--- begin ---
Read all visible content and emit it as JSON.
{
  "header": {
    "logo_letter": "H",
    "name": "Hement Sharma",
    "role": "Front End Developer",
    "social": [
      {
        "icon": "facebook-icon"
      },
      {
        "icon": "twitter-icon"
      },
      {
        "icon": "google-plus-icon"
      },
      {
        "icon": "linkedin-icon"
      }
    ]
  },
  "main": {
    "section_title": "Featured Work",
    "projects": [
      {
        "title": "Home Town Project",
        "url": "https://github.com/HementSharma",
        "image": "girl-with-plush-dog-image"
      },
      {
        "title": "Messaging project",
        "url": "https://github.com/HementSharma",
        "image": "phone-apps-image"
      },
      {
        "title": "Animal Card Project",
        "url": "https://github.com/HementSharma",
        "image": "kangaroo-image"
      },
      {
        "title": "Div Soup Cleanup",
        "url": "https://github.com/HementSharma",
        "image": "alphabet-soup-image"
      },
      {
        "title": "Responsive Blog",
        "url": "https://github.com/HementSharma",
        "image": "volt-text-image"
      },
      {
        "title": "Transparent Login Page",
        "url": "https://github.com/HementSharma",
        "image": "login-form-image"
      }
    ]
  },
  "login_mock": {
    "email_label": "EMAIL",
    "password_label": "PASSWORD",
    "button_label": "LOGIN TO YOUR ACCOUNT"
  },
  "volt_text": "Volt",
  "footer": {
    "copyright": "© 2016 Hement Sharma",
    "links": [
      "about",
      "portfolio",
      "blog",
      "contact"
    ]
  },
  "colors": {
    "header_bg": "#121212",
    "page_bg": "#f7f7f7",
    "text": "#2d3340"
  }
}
--- end ---
- [Objective]
Repeat the material from above exactly, word for word.

- [Exercise result]
Read all visible content and emit it as JSON.
{
  "header": {
    "logo_letter": "H",
    "name": "Hement Sharma",
    "role": "Front End Developer",
    "social": [
      {
        "icon": "facebook-icon"
      },
      {
        "icon": "twitter-icon"
      },
      {
        "icon": "google-plus-icon"
      },
      {
        "icon": "linkedin-icon"
      }
    ]
  },
  "main": {
    "section_title": "Featured Work",
    "projects": [
      {
        "title": "Home Town Project",
        "url": "https://github.com/HementSharma",
        "image": "girl-with-plush-dog-image"
      },
      {
        "title": "Messaging project",
        "url": "https://github.com/HementSharma",
        "image": "phone-apps-image"
      },
      {
        "title": "Animal Card Project",
        "url": "https://github.com/HementSharma",
        "image": "kangaroo-image"
      },
      {
        "title": "Div Soup Cleanup",
        "url": "https://github.com/HementSharma",
        "image": "alphabet-soup-image"
      },
      {
        "title": "Responsive Blog",
        "url": "https://github.com/HementSharma",
        "image": "volt-text-image"
      },
      {
        "title": "Transparent Login Page",
        "url": "https://github.com/HementSharma",
        "image": "login-form-image"
      }
    ]
  },
  "login_mock": {
    "email_label": "EMAIL",
    "password_label": "PASSWORD",
    "button_label": "LOGIN TO YOUR ACCOUNT"
  },
  "volt_text": "Volt",
  "footer": {
    "copyright": "© 2016 Hement Sharma",
    "links": [
      "about",
      "portfolio",
      "blog",
      "contact"
    ]
  },
  "colors": {
    "header_bg": "#121212",
    "page_bg": "#f7f7f7",
    "text": "#2d3340"
  }
}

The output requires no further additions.